* **SOURCE PASSAGE**:

.....

We must address some of the remaining submissions advanced on behalf of the defendants. While it can fairly be described as making a statement, the submission of a claim for expenses does not involve the member in question making a statement in, or to, either House or to a Committee of either House. But that does not assist these defendants, and we do not have to address it.
Even if article 9, or some wider privilege, might render a particular statement immune from suit if made in either House or to a Committee of either House, it does not follow that the same statement should be immune from suit when made in different circumstances; the question is whether privilege attaches to the particular circumstances in which the "statement" is made, and whether those circumstances attract the privileges necessary for the proper functioning of Parliament.
A claim for expenses is not submitted to any other member of the House, nor even to the Speaker or Lord Speaker or to his or her office: it is submitted to an official in the Fees Office, and although that official is appointed by and is an agent of, the House, he is not officiating in connection with the business carried on within the Chamber or within a committee. He is merely carrying out an administrative task, albeit one mandated by the relevant House, and one subject to the detailed rules approved by that House.
More specifically, it seems to us that submitting a claim for expenses has nothing to do with "the need to ensure the member's entitlement to speak freely without fear"; nor does it involve the exercise of his or her "real" or "essential" functions or his or her "core activities".
It is true that a member may need to spend money and recover expenses or allowances in order to perform these functions, but that does not render the incurring and claiming of expenses or allowances a core or essential activity of Parliament: indeed the incurring and claiming of expenses would be, as we have already suggested, classic ancillary activities.
If it were otherwise, a member travelling to and from Parliament might be thought to be immune from prosecution for dangerous driving, or evading payment for his rail ticket.
In truth, it is impossible to see how subjecting dishonest claims for expenses to criminal investigation would offend against the rationale for parliamentary privilege, or obstruct any member of the House from performing his or her duties.
It was suggested on the defendants' behalf that the correct approach should be for privilege to attach to any dealing that a member might have with the House, in his capacity as such. That has its initial attraction, but on examination the consequences would be strange. Thus, for example, if a member were to assault an official of the Fees Office because his claim for expenses was refused or delayed, this would surely be ordinary crime which happened to be committed in Parliament by a member of Parliament: it would be an insult to Parliament to dignify it with some adjective or epithet which implied otherwise, or excuse it on the basis of parliamentary privilege.
And, precisely the same principle would apply if the official of the Fees Office assaulted the member of the House. Violent actions by either would have nothing to do with the exercise by the member, or for that matter, the official, of his parliamentary responsibilities. It would therefore be curious if privilege were to apply to the member who defrauded the Fees Office by submitting a false claim for expenses to the very same official.
It was further suggested that the expenses reimbursement system was set up, administered and closely regulated by parliament, and that its administration and decision-making processes should, as was conceded by the prosecution, be subject to parliamentary privilege.

.....

* **TASKS AND EXERCISES**:
a) In the records, copy out the lines starting at the one containing "Patent image size: (1155, 663)." and ending after the one containing "The conveyor 8 is at (118, 108).".
b) Write the next part of the passage on parliamentary privilege and expense claims, picking up after its final sentence.
The records have no connection to the passage on parliamentary privilege and expense claims.

(Extracted records)

.....

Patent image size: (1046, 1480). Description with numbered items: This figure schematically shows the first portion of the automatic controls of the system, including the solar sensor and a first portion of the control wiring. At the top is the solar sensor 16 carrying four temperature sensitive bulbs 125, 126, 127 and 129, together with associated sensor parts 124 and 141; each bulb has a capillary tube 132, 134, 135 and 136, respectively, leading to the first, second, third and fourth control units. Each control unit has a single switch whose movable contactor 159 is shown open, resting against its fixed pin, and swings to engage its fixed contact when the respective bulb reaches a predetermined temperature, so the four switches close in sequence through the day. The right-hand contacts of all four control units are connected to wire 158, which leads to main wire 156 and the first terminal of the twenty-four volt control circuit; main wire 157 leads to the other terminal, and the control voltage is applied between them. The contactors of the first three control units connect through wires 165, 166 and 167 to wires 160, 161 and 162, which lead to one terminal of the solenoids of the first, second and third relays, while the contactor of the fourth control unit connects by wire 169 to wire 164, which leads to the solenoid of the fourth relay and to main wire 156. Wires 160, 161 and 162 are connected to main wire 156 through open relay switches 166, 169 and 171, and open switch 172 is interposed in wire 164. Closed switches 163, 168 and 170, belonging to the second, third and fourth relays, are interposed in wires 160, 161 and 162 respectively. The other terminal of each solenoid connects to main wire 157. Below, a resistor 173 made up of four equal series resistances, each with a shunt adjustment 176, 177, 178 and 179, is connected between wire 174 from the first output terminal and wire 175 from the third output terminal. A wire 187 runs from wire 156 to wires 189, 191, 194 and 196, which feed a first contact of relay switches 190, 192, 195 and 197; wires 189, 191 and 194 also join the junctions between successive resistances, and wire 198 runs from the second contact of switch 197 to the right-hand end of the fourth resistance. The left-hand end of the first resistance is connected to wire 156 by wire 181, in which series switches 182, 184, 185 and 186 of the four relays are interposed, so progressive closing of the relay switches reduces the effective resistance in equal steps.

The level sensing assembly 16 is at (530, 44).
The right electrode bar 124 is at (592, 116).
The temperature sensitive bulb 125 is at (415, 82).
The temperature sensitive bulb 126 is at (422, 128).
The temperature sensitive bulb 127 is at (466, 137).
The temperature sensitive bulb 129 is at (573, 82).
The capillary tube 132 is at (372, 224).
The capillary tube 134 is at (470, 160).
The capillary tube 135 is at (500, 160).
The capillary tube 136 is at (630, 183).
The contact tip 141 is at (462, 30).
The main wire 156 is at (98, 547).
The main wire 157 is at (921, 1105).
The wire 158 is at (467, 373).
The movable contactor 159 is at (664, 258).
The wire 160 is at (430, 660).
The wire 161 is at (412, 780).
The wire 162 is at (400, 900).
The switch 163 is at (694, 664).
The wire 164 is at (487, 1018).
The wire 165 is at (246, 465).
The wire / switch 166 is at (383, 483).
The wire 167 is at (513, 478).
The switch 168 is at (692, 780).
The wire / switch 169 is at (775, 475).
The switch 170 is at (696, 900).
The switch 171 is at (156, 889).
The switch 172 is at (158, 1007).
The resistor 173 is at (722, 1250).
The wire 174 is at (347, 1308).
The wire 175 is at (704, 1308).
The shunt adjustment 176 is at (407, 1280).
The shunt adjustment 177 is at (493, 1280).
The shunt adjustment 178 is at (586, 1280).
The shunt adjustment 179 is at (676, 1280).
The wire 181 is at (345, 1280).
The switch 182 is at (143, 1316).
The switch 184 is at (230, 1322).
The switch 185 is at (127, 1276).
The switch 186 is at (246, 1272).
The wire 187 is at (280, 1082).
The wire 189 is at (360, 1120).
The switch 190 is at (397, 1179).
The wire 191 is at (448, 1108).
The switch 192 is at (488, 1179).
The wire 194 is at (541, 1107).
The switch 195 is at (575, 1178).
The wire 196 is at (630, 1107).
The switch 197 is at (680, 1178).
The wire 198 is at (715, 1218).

.....

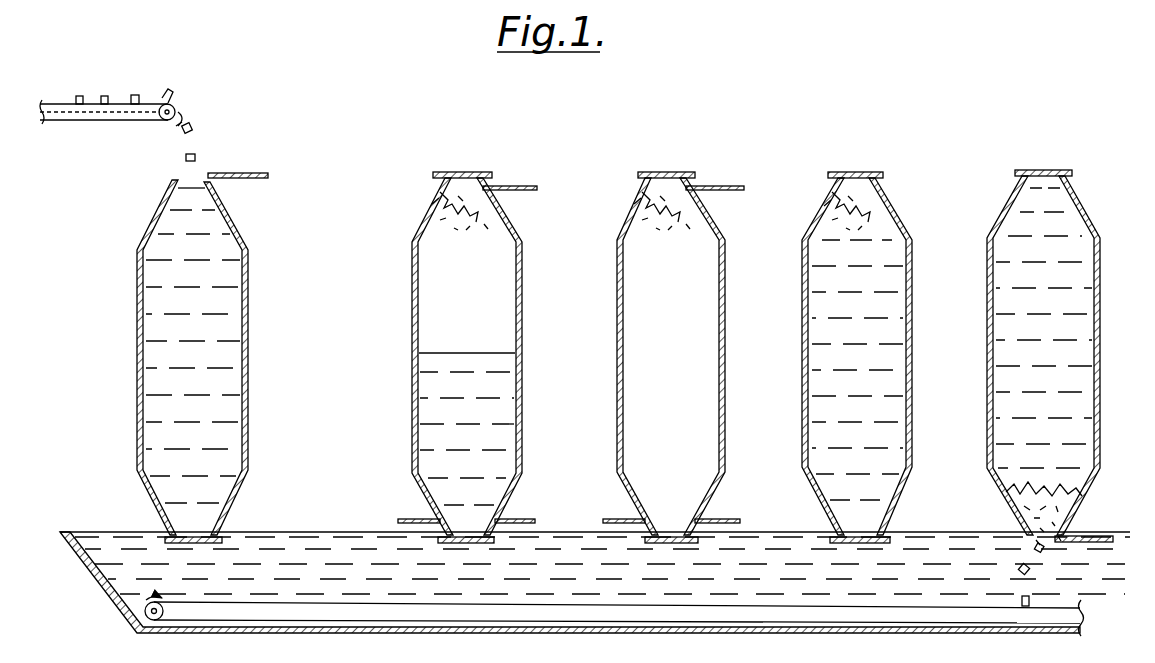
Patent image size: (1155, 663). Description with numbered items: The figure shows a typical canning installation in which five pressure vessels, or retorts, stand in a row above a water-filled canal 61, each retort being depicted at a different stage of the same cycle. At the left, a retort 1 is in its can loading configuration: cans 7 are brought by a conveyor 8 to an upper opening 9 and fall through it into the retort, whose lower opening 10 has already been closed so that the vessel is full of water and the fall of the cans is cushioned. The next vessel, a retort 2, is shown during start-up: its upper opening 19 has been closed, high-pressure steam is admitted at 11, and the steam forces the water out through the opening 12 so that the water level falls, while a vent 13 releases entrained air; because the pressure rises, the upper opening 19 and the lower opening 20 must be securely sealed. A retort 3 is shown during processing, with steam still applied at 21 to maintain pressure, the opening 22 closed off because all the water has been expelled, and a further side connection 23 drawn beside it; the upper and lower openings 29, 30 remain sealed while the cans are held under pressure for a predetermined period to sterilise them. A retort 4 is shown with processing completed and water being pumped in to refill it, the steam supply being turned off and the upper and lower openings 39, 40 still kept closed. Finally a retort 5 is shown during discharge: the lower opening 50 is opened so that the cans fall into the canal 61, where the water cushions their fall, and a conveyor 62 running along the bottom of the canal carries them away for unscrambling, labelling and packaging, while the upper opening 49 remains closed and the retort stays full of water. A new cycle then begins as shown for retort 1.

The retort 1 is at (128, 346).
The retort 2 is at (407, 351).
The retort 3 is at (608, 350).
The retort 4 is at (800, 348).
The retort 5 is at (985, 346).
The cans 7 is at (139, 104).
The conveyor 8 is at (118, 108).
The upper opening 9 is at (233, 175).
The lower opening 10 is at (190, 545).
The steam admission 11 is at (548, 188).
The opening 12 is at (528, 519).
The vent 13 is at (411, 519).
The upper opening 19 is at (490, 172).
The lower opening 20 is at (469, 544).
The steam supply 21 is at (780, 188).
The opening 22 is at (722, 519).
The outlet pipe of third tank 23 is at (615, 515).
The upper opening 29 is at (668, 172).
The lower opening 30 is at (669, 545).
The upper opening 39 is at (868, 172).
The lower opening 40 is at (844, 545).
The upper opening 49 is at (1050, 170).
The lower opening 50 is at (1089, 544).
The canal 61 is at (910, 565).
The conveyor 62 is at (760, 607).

.....

* **THE REPLIES**:
a)
Patent image size: (1155, 663). Description with numbered items: The figure shows a typical canning installation in which five pressure vessels, or retorts, stand in a row above a water-filled canal 61, each retort being depicted at a different stage of the same cycle. At the left, a retort 1 is in its can loading configuration: cans 7 are brought by a conveyor 8 to an upper opening 9 and fall through it into the retort, whose lower opening 10 has already been closed so that the vessel is full of water and the fall of the cans is cushioned. The next vessel, a retort 2, is shown during start-up: its upper opening 19 has been closed, high-pressure steam is admitted at 11, and the steam forces the water out through the opening 12 so that the water level falls, while a vent 13 releases entrained air; because the pressure rises, the upper opening 19 and the lower opening 20 must be securely sealed. A retort 3 is shown during processing, with steam still applied at 21 to maintain pressure, the opening 22 closed off because all the water has been expelled, and a further side connection 23 drawn beside it; the upper and lower openings 29, 30 remain sealed while the cans are held under pressure for a predetermined period to sterilise them. A retort 4 is shown with processing completed and water being pumped in to refill it, the steam supply being turned off and the upper and lower openings 39, 40 still kept closed. Finally a retort 5 is shown during discharge: the lower opening 50 is opened so that the cans fall into the canal 61, where the water cushions their fall, and a conveyor 62 running along the bottom of the canal carries them away for unscrambling, labelling and packaging, while the upper opening 49 remains closed and the retort stays full of water. A new cycle then begins as shown for retort 1.

The retort 1 is at (128, 346).
The retort 2 is at (407, 351).
The retort 3 is at (608, 350).
The retort 4 is at (800, 348).
The retort 5 is at (985, 346).
The cans 7 is at (139, 104).
The conveyor 8 is at (118, 108).

b)
We have already addressed this concession, and its withdrawal. It was argued that it is impossible to fillet out the submission of a claim for expenses from the rest of the exercise and conclude that the claim alone is exempted from the principles of privilege.
However this case is concerned, exclusively, with the submission of such claims. We are solely concerned with applications made by individual members. It was further submitted that, consistently with Bradlaugh v Gossett and Re McGuinness , the decision to set up, and the terms of the system could not be subject to the court's jurisdiction. Be that as it may, it does not then follow that the dishonest operation of this system by individual members is excluded from it.
Therefore, although an attempt to seek judicial review of any decision of the Fees Office might be refused either on the ground of an alternative remedy, that is, the right to refer the matter to a parliamentary committee, whose decision in turn could not be challenged for reasons of parliamentary privilege, or additionally on the basis that the implementation of the scheme might constitute a proceeding in Parliament, it does not follow as a matter of logic, convenience or principle, that the dishonest actions by a member when making his claim should be immune from criminal prosecution.
Some, albeit limited, reliance was also placed on the discussion about the register of members' interests in the report of the Joint Committee.
It is hard to draw much assistance from the discussion because the report proceeds on the basis that it is an "area of uncertainty", and it is quite possible to treat an entry in the register as a formal statement direct to the House for what the Committee described as "the better conduct of its business". The same cannot be said about the expenses reimbursement scheme, where the claim by an individual member cannot sensibly be treated as a statement to the House, subject to privilege on the basis of freedom of speech or the proceedings of the House.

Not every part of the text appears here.